— Problem details —
Single out the lines of the material that contain "this" and copy them.
___ Data for processing ___
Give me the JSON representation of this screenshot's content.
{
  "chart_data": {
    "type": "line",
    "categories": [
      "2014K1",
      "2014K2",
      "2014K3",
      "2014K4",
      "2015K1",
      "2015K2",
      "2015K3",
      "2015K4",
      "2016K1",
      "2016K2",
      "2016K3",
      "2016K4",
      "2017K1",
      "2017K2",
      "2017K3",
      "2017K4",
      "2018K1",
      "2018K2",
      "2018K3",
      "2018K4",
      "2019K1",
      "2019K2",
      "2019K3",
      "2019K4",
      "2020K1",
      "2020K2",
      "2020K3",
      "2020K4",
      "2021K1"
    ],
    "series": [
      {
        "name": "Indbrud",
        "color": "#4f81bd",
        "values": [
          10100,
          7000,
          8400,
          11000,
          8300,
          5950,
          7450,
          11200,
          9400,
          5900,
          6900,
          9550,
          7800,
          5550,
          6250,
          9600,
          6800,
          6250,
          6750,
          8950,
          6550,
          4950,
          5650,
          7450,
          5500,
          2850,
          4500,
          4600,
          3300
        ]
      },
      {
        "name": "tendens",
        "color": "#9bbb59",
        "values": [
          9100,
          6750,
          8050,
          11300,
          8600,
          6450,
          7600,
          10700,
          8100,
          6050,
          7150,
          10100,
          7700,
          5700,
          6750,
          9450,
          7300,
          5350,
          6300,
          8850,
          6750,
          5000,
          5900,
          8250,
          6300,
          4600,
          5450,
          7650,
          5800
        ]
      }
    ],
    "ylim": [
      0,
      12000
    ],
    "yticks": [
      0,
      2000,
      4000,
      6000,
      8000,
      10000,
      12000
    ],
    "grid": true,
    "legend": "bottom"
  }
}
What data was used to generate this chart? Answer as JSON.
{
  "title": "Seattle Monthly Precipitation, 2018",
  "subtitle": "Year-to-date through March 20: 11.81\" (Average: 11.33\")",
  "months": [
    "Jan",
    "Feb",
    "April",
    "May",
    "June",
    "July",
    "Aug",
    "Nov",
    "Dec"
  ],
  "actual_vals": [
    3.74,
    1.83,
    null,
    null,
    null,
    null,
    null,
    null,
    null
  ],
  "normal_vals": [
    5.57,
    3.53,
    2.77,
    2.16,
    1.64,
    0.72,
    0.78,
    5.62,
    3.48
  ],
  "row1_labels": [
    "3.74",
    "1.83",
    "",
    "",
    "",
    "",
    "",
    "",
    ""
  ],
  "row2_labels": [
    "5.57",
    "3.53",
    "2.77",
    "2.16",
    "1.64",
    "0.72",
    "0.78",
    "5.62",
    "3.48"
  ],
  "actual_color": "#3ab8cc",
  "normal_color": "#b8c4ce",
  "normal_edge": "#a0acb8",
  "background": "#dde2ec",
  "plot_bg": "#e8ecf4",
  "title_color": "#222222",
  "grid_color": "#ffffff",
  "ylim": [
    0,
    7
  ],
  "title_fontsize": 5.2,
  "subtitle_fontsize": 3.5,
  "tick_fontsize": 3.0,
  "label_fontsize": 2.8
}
___
— Output of the task —
Give me the JSON representation of this screenshot's content.
What data was used to generate this chart? Answer as JSON.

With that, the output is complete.